**Recorded information:**
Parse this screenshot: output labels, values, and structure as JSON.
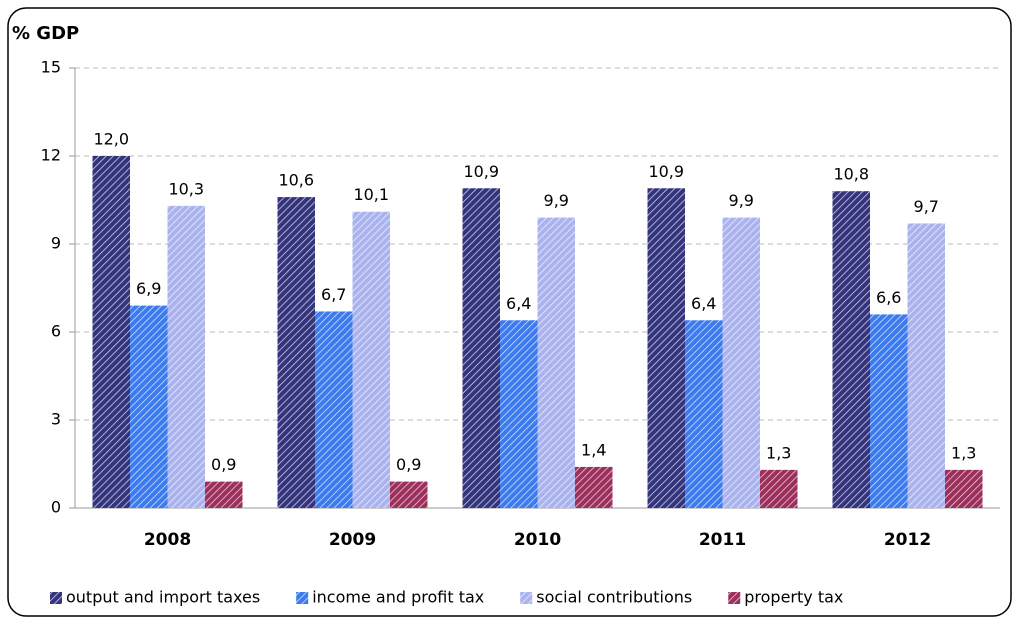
{
  "chart_data": {
    "type": "bar",
    "y_axis_title": "% GDP",
    "categories": [
      "2008",
      "2009",
      "2010",
      "2011",
      "2012"
    ],
    "series": [
      {
        "name": "output and import taxes",
        "color": "#34347e",
        "values": [
          12.0,
          10.6,
          10.9,
          10.9,
          10.8
        ],
        "value_labels": [
          "12,0",
          "10,6",
          "10,9",
          "10,9",
          "10,8"
        ]
      },
      {
        "name": "income and profit tax",
        "color": "#3b7bee",
        "values": [
          6.9,
          6.7,
          6.4,
          6.4,
          6.6
        ],
        "value_labels": [
          "6,9",
          "6,7",
          "6,4",
          "6,4",
          "6,6"
        ]
      },
      {
        "name": "social contributions",
        "color": "#aab3ee",
        "values": [
          10.3,
          10.1,
          9.9,
          9.9,
          9.7
        ],
        "value_labels": [
          "10,3",
          "10,1",
          "9,9",
          "9,9",
          "9,7"
        ]
      },
      {
        "name": "property tax",
        "color": "#9c2f5c",
        "values": [
          0.9,
          0.9,
          1.4,
          1.3,
          1.3
        ],
        "value_labels": [
          "0,9",
          "0,9",
          "1,4",
          "1,3",
          "1,3"
        ]
      }
    ],
    "ylim": [
      0,
      15
    ],
    "yticks": [
      0,
      3,
      6,
      9,
      12,
      15
    ],
    "grid": true,
    "legend": "bottom"
  }
}
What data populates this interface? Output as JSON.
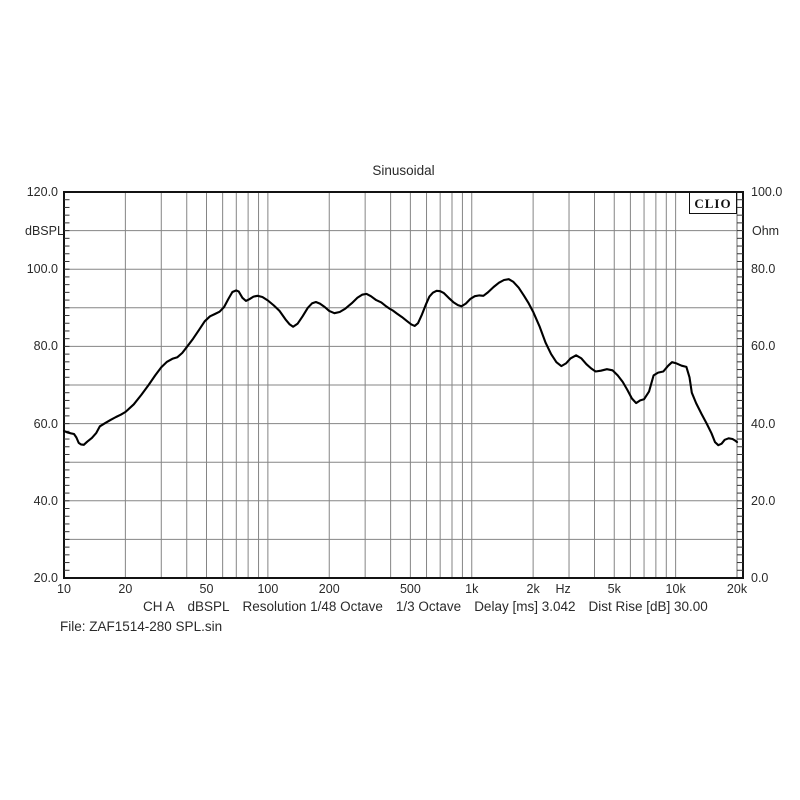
{
  "header": {
    "title": "Sinusoidal"
  },
  "branding": {
    "logo_text": "CLIO"
  },
  "axes": {
    "left_unit": "dBSPL",
    "right_unit": "Ohm",
    "x_unit": "Hz",
    "left_tick_labels": [
      "120.0",
      "100.0",
      "80.0",
      "60.0",
      "40.0",
      "20.0"
    ],
    "right_tick_labels": [
      "100.0",
      "80.0",
      "60.0",
      "40.0",
      "20.0",
      "0.0"
    ],
    "x_tick_labels": [
      {
        "f": 10,
        "label": "10"
      },
      {
        "f": 20,
        "label": "20"
      },
      {
        "f": 50,
        "label": "50"
      },
      {
        "f": 100,
        "label": "100"
      },
      {
        "f": 200,
        "label": "200"
      },
      {
        "f": 500,
        "label": "500"
      },
      {
        "f": 1000,
        "label": "1k"
      },
      {
        "f": 2000,
        "label": "2k"
      },
      {
        "f": 5000,
        "label": "5k"
      },
      {
        "f": 10000,
        "label": "10k"
      },
      {
        "f": 20000,
        "label": "20k"
      }
    ]
  },
  "status_bar": {
    "items": [
      "CH A",
      "dBSPL",
      "Resolution 1/48 Octave",
      "1/3 Octave",
      "Delay [ms] 3.042",
      "Dist Rise [dB] 30.00"
    ]
  },
  "file_bar": {
    "text": "File: ZAF1514-280 SPL.sin"
  },
  "chart_data": {
    "type": "line",
    "title": "Sinusoidal",
    "x_scale": "log",
    "xlim": [
      10,
      20000
    ],
    "ylim_left": [
      20,
      120
    ],
    "ylim_right": [
      0,
      100
    ],
    "ylabel_left": "dBSPL",
    "ylabel_right": "Ohm",
    "xlabel": "Hz",
    "grid": {
      "y_major_step": 10,
      "x_log_minors": true
    },
    "colors": {
      "curve": "#000000",
      "grid": "#858585",
      "frame": "#131313"
    },
    "series": [
      {
        "name": "ZAF1514-280 SPL",
        "unit": "dBSPL",
        "axis": "left",
        "points": [
          [
            10,
            58.1
          ],
          [
            10.4,
            57.7
          ],
          [
            10.8,
            57.5
          ],
          [
            11.2,
            57.3
          ],
          [
            11.5,
            56.4
          ],
          [
            11.8,
            55.0
          ],
          [
            12.1,
            54.6
          ],
          [
            12.5,
            54.5
          ],
          [
            13,
            55.3
          ],
          [
            13.7,
            56.3
          ],
          [
            14.4,
            57.6
          ],
          [
            15,
            59.3
          ],
          [
            16,
            60.2
          ],
          [
            17,
            61.0
          ],
          [
            18,
            61.7
          ],
          [
            19,
            62.3
          ],
          [
            20,
            63.0
          ],
          [
            22,
            65.0
          ],
          [
            24,
            67.5
          ],
          [
            26,
            70.0
          ],
          [
            28,
            72.5
          ],
          [
            30,
            74.6
          ],
          [
            32,
            76.0
          ],
          [
            34,
            76.8
          ],
          [
            36,
            77.2
          ],
          [
            38,
            78.3
          ],
          [
            40,
            79.8
          ],
          [
            43,
            82.0
          ],
          [
            46,
            84.3
          ],
          [
            49,
            86.5
          ],
          [
            52,
            87.8
          ],
          [
            55,
            88.4
          ],
          [
            58,
            89.0
          ],
          [
            61,
            90.2
          ],
          [
            64,
            92.3
          ],
          [
            67,
            94.1
          ],
          [
            70,
            94.5
          ],
          [
            72,
            94.2
          ],
          [
            75,
            92.6
          ],
          [
            78,
            91.8
          ],
          [
            81,
            92.2
          ],
          [
            85,
            92.9
          ],
          [
            89,
            93.1
          ],
          [
            94,
            92.8
          ],
          [
            100,
            91.9
          ],
          [
            107,
            90.6
          ],
          [
            114,
            89.2
          ],
          [
            122,
            87.0
          ],
          [
            128,
            85.7
          ],
          [
            133,
            85.1
          ],
          [
            140,
            85.9
          ],
          [
            148,
            87.8
          ],
          [
            157,
            90.0
          ],
          [
            165,
            91.2
          ],
          [
            172,
            91.5
          ],
          [
            180,
            91.1
          ],
          [
            190,
            90.2
          ],
          [
            200,
            89.2
          ],
          [
            212,
            88.6
          ],
          [
            225,
            88.9
          ],
          [
            240,
            89.8
          ],
          [
            258,
            91.2
          ],
          [
            275,
            92.6
          ],
          [
            290,
            93.4
          ],
          [
            305,
            93.6
          ],
          [
            320,
            93.0
          ],
          [
            340,
            92.0
          ],
          [
            360,
            91.4
          ],
          [
            380,
            90.4
          ],
          [
            395,
            89.8
          ],
          [
            410,
            89.3
          ],
          [
            430,
            88.5
          ],
          [
            455,
            87.6
          ],
          [
            480,
            86.6
          ],
          [
            505,
            85.7
          ],
          [
            525,
            85.3
          ],
          [
            545,
            86.0
          ],
          [
            570,
            88.3
          ],
          [
            595,
            90.8
          ],
          [
            620,
            92.9
          ],
          [
            645,
            93.9
          ],
          [
            672,
            94.4
          ],
          [
            700,
            94.3
          ],
          [
            730,
            93.8
          ],
          [
            770,
            92.6
          ],
          [
            815,
            91.4
          ],
          [
            855,
            90.7
          ],
          [
            890,
            90.4
          ],
          [
            935,
            91.1
          ],
          [
            985,
            92.3
          ],
          [
            1035,
            93.0
          ],
          [
            1090,
            93.2
          ],
          [
            1140,
            93.1
          ],
          [
            1200,
            94.0
          ],
          [
            1280,
            95.4
          ],
          [
            1360,
            96.5
          ],
          [
            1440,
            97.2
          ],
          [
            1520,
            97.4
          ],
          [
            1600,
            96.7
          ],
          [
            1700,
            95.2
          ],
          [
            1800,
            93.2
          ],
          [
            1900,
            91.2
          ],
          [
            2000,
            89.0
          ],
          [
            2150,
            85.2
          ],
          [
            2300,
            81.0
          ],
          [
            2450,
            78.0
          ],
          [
            2600,
            75.9
          ],
          [
            2750,
            74.9
          ],
          [
            2900,
            75.6
          ],
          [
            3050,
            76.9
          ],
          [
            3250,
            77.7
          ],
          [
            3450,
            76.9
          ],
          [
            3650,
            75.4
          ],
          [
            3850,
            74.3
          ],
          [
            4050,
            73.5
          ],
          [
            4300,
            73.7
          ],
          [
            4600,
            74.1
          ],
          [
            4900,
            73.8
          ],
          [
            5200,
            72.5
          ],
          [
            5500,
            70.8
          ],
          [
            5800,
            68.7
          ],
          [
            6100,
            66.5
          ],
          [
            6400,
            65.3
          ],
          [
            6700,
            66.0
          ],
          [
            7000,
            66.3
          ],
          [
            7400,
            68.3
          ],
          [
            7800,
            72.5
          ],
          [
            8200,
            73.2
          ],
          [
            8700,
            73.5
          ],
          [
            9200,
            75.0
          ],
          [
            9600,
            75.9
          ],
          [
            10100,
            75.6
          ],
          [
            10700,
            75.0
          ],
          [
            11300,
            74.7
          ],
          [
            11700,
            72.0
          ],
          [
            12000,
            68.0
          ],
          [
            12600,
            65.3
          ],
          [
            13400,
            62.5
          ],
          [
            14200,
            60.0
          ],
          [
            15000,
            57.5
          ],
          [
            15600,
            55.2
          ],
          [
            16200,
            54.4
          ],
          [
            16800,
            54.8
          ],
          [
            17400,
            55.8
          ],
          [
            18200,
            56.2
          ],
          [
            19000,
            56.0
          ],
          [
            19600,
            55.6
          ],
          [
            20000,
            55.2
          ]
        ]
      }
    ]
  }
}
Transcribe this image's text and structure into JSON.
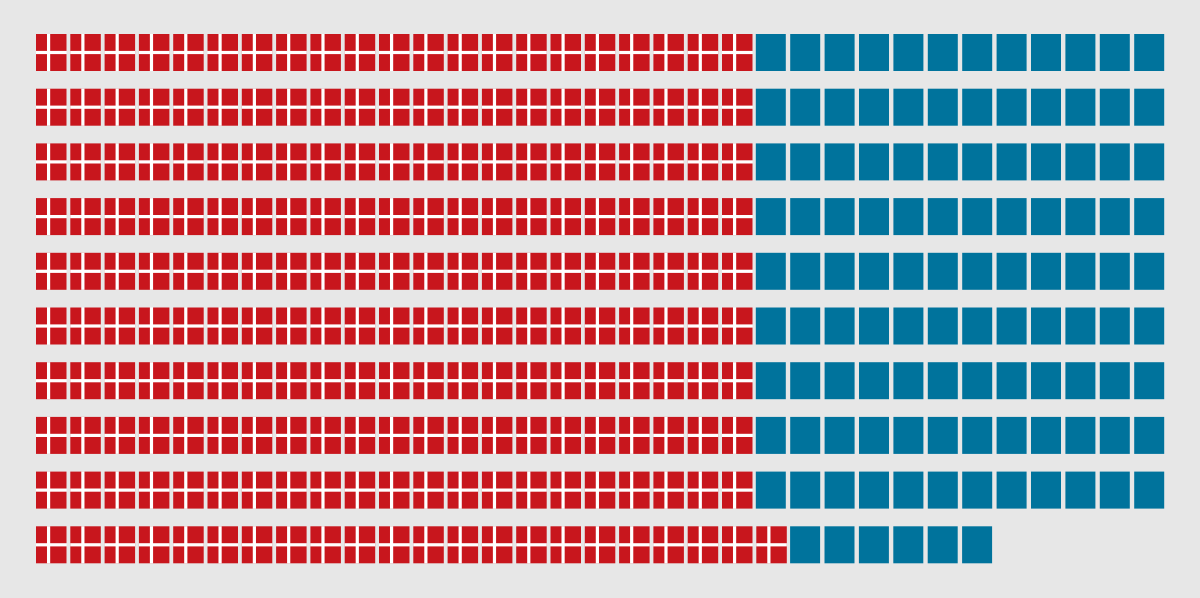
{
  "colors": {
    "background": "#e7e7e7",
    "flag_red": "#c8161d",
    "flag_cross": "#ffffff",
    "square_blue": "#00739c"
  },
  "chart_data": {
    "type": "pictogram",
    "rows": [
      {
        "flags": 21,
        "squares": 12
      },
      {
        "flags": 21,
        "squares": 12
      },
      {
        "flags": 21,
        "squares": 12
      },
      {
        "flags": 21,
        "squares": 12
      },
      {
        "flags": 21,
        "squares": 12
      },
      {
        "flags": 21,
        "squares": 12
      },
      {
        "flags": 21,
        "squares": 12
      },
      {
        "flags": 21,
        "squares": 12
      },
      {
        "flags": 21,
        "squares": 12
      },
      {
        "flags": 22,
        "squares": 6
      }
    ],
    "totals": {
      "flags": 211,
      "squares": 114
    },
    "series": [
      {
        "icon": "danish-flag-icon",
        "count": 211
      },
      {
        "icon": "blue-square-icon",
        "count": 114
      }
    ]
  }
}
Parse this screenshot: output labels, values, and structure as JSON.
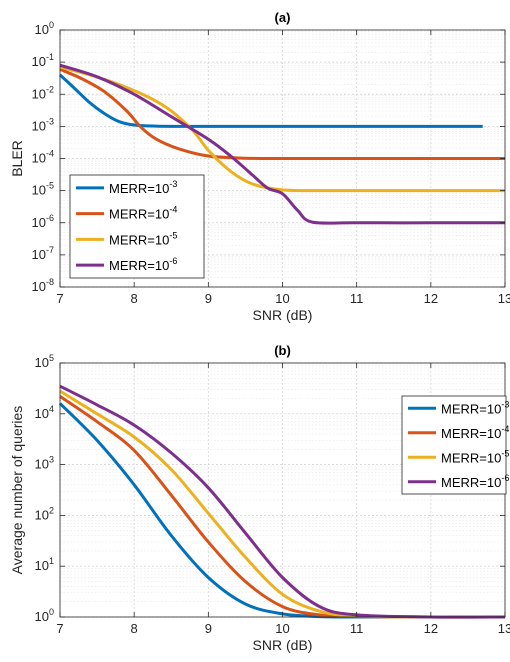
{
  "chart_data": [
    {
      "id": "a",
      "type": "line",
      "title": "(a)",
      "xlabel": "SNR (dB)",
      "ylabel": "BLER",
      "xlim": [
        7,
        13
      ],
      "ylim_exp": [
        -8,
        0
      ],
      "yscale": "log",
      "grid": true,
      "legend_position": "bottom-left",
      "x_ticks": [
        "7",
        "8",
        "9",
        "10",
        "11",
        "12",
        "13"
      ],
      "series": [
        {
          "name": "MERR=10^-3",
          "label_base": "MERR=10",
          "label_exp": "-3",
          "color": "#0072BD",
          "x": [
            7,
            7.2,
            7.4,
            7.6,
            7.8,
            8.0,
            8.3,
            8.6,
            9.0,
            10,
            11,
            12,
            12.7
          ],
          "y": [
            0.04,
            0.015,
            0.0055,
            0.0025,
            0.0014,
            0.0011,
            0.00102,
            0.001,
            0.001,
            0.001,
            0.001,
            0.001,
            0.001
          ]
        },
        {
          "name": "MERR=10^-4",
          "label_base": "MERR=10",
          "label_exp": "-4",
          "color": "#D95319",
          "x": [
            7,
            7.3,
            7.6,
            7.9,
            8.1,
            8.3,
            8.6,
            9.0,
            9.5,
            10,
            11,
            12,
            13
          ],
          "y": [
            0.06,
            0.03,
            0.012,
            0.003,
            0.0009,
            0.0004,
            0.0002,
            0.00012,
            0.000102,
            0.0001,
            0.0001,
            0.0001,
            0.0001
          ]
        },
        {
          "name": "MERR=10^-5",
          "label_base": "MERR=10",
          "label_exp": "-5",
          "color": "#EDB120",
          "x": [
            7,
            7.4,
            7.8,
            8.2,
            8.5,
            8.8,
            9.0,
            9.3,
            9.6,
            10,
            10.5,
            11,
            12,
            13
          ],
          "y": [
            0.07,
            0.04,
            0.02,
            0.008,
            0.003,
            0.0007,
            0.00018,
            4e-05,
            1.6e-05,
            1.05e-05,
            1e-05,
            1e-05,
            1e-05,
            1e-05
          ]
        },
        {
          "name": "MERR=10^-6",
          "label_base": "MERR=10",
          "label_exp": "-6",
          "color": "#7E2F8E",
          "x": [
            7,
            7.5,
            8.0,
            8.5,
            9.0,
            9.3,
            9.6,
            9.8,
            10.0,
            10.2,
            10.4,
            11,
            12,
            13
          ],
          "y": [
            0.08,
            0.035,
            0.01,
            0.002,
            0.0004,
            0.00012,
            3e-05,
            1.2e-05,
            8e-06,
            2.5e-06,
            1.05e-06,
            1e-06,
            1e-06,
            1e-06
          ]
        }
      ]
    },
    {
      "id": "b",
      "type": "line",
      "title": "(b)",
      "xlabel": "SNR (dB)",
      "ylabel": "Average number of queries",
      "xlim": [
        7,
        13
      ],
      "ylim_exp": [
        0,
        5
      ],
      "yscale": "log",
      "grid": true,
      "legend_position": "top-right",
      "x_ticks": [
        "7",
        "8",
        "9",
        "10",
        "11",
        "12",
        "13"
      ],
      "series": [
        {
          "name": "MERR=10^-3",
          "label_base": "MERR=10",
          "label_exp": "-3",
          "color": "#0072BD",
          "x": [
            7,
            7.5,
            8,
            8.5,
            9,
            9.5,
            10,
            10.5,
            11,
            12,
            13
          ],
          "y": [
            16000,
            3000,
            400,
            40,
            6,
            1.8,
            1.15,
            1.02,
            1,
            1,
            1
          ]
        },
        {
          "name": "MERR=10^-4",
          "label_base": "MERR=10",
          "label_exp": "-4",
          "color": "#D95319",
          "x": [
            7,
            7.5,
            8,
            8.5,
            9,
            9.5,
            10,
            10.5,
            11,
            12,
            13
          ],
          "y": [
            22000,
            7000,
            1900,
            250,
            30,
            5,
            1.6,
            1.1,
            1.02,
            1,
            1
          ]
        },
        {
          "name": "MERR=10^-5",
          "label_base": "MERR=10",
          "label_exp": "-5",
          "color": "#EDB120",
          "x": [
            7,
            7.5,
            8,
            8.5,
            9,
            9.5,
            10,
            10.5,
            11,
            12,
            13
          ],
          "y": [
            28000,
            10000,
            3500,
            800,
            110,
            15,
            2.8,
            1.3,
            1.05,
            1,
            1
          ]
        },
        {
          "name": "MERR=10^-6",
          "label_base": "MERR=10",
          "label_exp": "-6",
          "color": "#7E2F8E",
          "x": [
            7,
            7.5,
            8,
            8.5,
            9,
            9.5,
            10,
            10.5,
            11,
            12,
            13
          ],
          "y": [
            35000,
            15000,
            6000,
            1700,
            350,
            45,
            6,
            1.6,
            1.1,
            1,
            1
          ]
        }
      ]
    }
  ]
}
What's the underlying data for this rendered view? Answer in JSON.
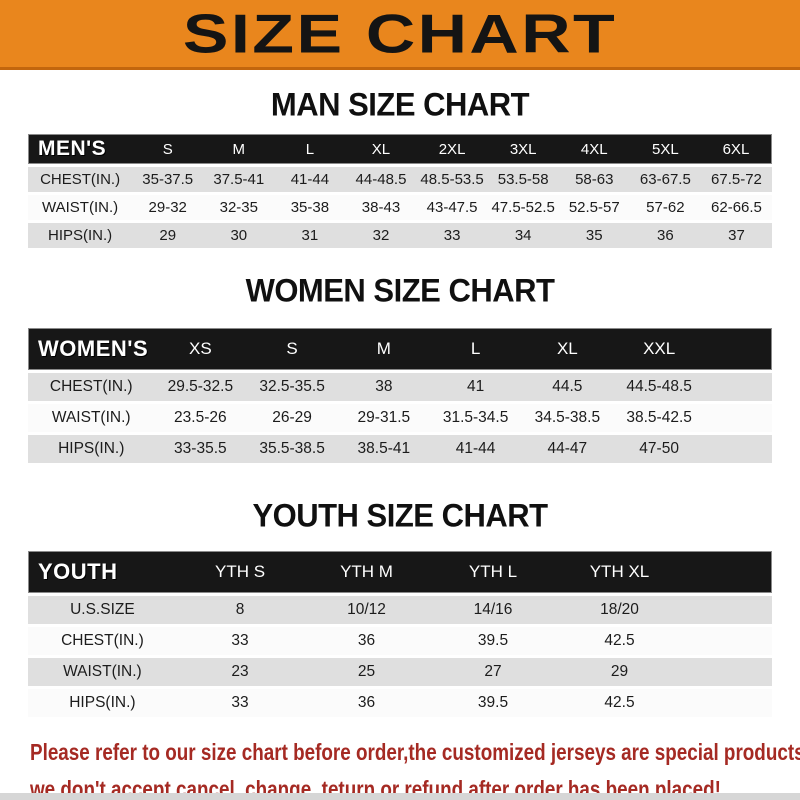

**What the task requires:** From the data, pick out every line that includes "JSON".

**The answer:**
Parse this screenshot: output labels, values, and structure as JSON.
What data populates this interface? Output as JSON.
Transcribe this image's text and structure into JSON.
Parse this screenshot: output labels, values, and structure as JSON.
What's the underlying data for this rendered view? Answer in JSON.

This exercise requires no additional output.